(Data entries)
"""

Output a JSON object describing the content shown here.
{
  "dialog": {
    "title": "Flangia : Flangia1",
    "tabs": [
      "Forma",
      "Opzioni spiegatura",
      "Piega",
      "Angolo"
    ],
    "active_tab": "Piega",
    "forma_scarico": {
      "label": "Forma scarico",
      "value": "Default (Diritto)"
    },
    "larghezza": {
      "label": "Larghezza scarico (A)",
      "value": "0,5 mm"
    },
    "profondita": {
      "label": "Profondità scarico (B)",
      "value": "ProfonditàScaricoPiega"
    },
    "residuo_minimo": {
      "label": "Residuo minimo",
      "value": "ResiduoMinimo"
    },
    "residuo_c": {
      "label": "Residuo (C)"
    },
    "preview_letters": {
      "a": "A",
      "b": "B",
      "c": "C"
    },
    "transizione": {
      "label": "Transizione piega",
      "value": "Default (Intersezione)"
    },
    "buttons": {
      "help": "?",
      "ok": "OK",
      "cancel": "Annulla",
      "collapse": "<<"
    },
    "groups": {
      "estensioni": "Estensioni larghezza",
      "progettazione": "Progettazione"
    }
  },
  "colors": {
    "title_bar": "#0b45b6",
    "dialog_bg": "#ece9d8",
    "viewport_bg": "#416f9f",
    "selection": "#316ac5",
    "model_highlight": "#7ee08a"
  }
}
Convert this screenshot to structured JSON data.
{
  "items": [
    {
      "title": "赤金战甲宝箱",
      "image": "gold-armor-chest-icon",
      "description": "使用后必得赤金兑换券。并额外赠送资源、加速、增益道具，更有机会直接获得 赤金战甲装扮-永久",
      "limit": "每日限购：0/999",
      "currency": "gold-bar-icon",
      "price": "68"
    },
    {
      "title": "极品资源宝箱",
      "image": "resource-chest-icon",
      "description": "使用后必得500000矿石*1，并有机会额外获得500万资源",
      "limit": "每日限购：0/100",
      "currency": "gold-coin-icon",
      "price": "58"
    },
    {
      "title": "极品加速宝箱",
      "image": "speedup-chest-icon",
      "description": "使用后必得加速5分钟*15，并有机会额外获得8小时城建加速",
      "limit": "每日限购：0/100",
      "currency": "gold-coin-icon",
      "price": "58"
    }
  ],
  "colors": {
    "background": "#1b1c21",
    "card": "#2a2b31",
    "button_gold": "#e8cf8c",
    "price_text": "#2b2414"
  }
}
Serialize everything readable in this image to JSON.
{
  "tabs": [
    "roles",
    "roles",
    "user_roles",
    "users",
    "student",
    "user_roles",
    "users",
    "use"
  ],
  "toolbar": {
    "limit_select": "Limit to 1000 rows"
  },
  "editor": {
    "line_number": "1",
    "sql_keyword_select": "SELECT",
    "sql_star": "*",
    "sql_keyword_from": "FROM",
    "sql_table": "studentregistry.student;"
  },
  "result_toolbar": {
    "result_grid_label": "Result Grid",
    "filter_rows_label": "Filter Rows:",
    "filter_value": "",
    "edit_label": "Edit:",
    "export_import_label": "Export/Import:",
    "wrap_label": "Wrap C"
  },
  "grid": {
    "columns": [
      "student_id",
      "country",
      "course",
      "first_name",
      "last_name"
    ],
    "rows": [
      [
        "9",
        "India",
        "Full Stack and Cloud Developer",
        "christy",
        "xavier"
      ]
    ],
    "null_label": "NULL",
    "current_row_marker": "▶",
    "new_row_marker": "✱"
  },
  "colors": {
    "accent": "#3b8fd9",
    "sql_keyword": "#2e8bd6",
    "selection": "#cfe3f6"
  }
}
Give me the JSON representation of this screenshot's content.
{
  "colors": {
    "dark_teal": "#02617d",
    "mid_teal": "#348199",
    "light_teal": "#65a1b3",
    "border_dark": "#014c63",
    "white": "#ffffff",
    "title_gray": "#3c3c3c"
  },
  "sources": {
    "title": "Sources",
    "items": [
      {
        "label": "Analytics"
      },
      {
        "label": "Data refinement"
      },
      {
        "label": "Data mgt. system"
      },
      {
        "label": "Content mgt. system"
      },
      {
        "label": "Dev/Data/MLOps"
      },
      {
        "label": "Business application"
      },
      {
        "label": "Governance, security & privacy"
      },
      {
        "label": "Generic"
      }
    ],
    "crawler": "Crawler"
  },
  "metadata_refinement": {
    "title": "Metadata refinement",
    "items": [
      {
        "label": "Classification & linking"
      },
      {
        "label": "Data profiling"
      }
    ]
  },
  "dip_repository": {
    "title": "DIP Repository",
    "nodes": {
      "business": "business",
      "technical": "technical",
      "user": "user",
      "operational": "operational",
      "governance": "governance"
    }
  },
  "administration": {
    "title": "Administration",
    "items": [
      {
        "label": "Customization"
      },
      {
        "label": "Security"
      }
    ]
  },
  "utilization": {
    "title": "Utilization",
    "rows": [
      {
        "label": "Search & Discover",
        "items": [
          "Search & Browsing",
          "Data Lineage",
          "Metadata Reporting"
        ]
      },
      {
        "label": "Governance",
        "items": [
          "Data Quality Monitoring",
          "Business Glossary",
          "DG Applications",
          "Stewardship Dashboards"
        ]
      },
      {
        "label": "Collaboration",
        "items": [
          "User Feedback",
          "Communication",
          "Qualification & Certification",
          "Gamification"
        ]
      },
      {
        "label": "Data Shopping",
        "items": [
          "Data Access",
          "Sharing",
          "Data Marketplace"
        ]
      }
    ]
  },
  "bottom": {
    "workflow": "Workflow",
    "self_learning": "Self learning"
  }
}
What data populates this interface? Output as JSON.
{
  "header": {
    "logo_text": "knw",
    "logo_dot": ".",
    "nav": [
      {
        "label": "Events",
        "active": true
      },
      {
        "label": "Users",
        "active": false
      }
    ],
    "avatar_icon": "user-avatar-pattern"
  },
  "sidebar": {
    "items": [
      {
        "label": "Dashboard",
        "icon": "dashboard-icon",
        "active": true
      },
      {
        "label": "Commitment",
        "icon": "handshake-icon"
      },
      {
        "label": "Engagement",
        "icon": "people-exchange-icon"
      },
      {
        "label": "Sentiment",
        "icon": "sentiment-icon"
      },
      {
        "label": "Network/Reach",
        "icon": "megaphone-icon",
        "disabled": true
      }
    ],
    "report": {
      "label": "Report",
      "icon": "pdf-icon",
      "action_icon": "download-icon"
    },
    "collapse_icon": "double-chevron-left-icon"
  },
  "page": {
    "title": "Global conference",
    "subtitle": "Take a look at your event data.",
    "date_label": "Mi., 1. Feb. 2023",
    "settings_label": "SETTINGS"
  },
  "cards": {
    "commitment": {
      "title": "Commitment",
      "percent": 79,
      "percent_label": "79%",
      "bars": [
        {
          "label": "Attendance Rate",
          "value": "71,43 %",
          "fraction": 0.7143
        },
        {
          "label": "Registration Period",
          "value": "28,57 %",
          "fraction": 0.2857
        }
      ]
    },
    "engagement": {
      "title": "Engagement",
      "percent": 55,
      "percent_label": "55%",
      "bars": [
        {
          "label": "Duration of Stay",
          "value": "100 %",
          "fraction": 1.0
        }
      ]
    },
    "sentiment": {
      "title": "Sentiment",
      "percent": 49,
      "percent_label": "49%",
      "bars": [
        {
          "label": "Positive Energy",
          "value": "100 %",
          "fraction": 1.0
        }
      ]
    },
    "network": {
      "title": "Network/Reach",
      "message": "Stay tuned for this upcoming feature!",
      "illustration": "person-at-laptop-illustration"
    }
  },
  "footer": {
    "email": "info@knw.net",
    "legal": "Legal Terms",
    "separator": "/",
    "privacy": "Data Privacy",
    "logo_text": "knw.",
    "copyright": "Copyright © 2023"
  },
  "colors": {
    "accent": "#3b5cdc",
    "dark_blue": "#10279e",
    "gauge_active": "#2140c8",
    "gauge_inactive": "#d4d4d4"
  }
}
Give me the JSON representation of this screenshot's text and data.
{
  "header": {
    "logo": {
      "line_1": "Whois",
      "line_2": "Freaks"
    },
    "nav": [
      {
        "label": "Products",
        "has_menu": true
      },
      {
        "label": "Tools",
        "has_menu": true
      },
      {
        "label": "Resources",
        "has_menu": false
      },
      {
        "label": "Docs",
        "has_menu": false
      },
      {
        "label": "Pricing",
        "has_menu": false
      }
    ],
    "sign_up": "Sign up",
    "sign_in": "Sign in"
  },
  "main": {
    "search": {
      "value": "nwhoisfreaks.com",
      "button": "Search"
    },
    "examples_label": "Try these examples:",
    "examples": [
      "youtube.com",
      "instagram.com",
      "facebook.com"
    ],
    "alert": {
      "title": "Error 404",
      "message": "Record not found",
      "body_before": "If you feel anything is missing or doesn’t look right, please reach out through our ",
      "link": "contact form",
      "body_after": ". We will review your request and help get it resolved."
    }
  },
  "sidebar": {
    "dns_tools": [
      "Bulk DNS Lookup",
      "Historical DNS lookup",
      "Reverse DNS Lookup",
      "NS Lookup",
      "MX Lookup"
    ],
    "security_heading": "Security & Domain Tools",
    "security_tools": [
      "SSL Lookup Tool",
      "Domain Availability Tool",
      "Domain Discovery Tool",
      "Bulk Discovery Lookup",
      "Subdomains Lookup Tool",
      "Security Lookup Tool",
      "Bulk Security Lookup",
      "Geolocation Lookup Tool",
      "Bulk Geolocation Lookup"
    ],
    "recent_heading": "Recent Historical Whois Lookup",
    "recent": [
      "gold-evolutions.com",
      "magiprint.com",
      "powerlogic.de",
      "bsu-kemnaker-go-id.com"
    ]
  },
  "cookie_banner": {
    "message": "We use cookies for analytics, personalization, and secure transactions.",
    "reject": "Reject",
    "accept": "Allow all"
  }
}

"""

- PROMPT: Go through the lines above. Select every one that has the string "description".

- TASK RESULT:
      "description": "使用后必得赤金兑换券。并额外赠送资源、加速、增益道具，更有机会直接获得 赤金战甲装扮-永久",
      "description": "使用后必得500000矿石*1，并有机会额外获得500万资源",
      "description": "使用后必得加速5分钟*15，并有机会额外获得8小时城建加速",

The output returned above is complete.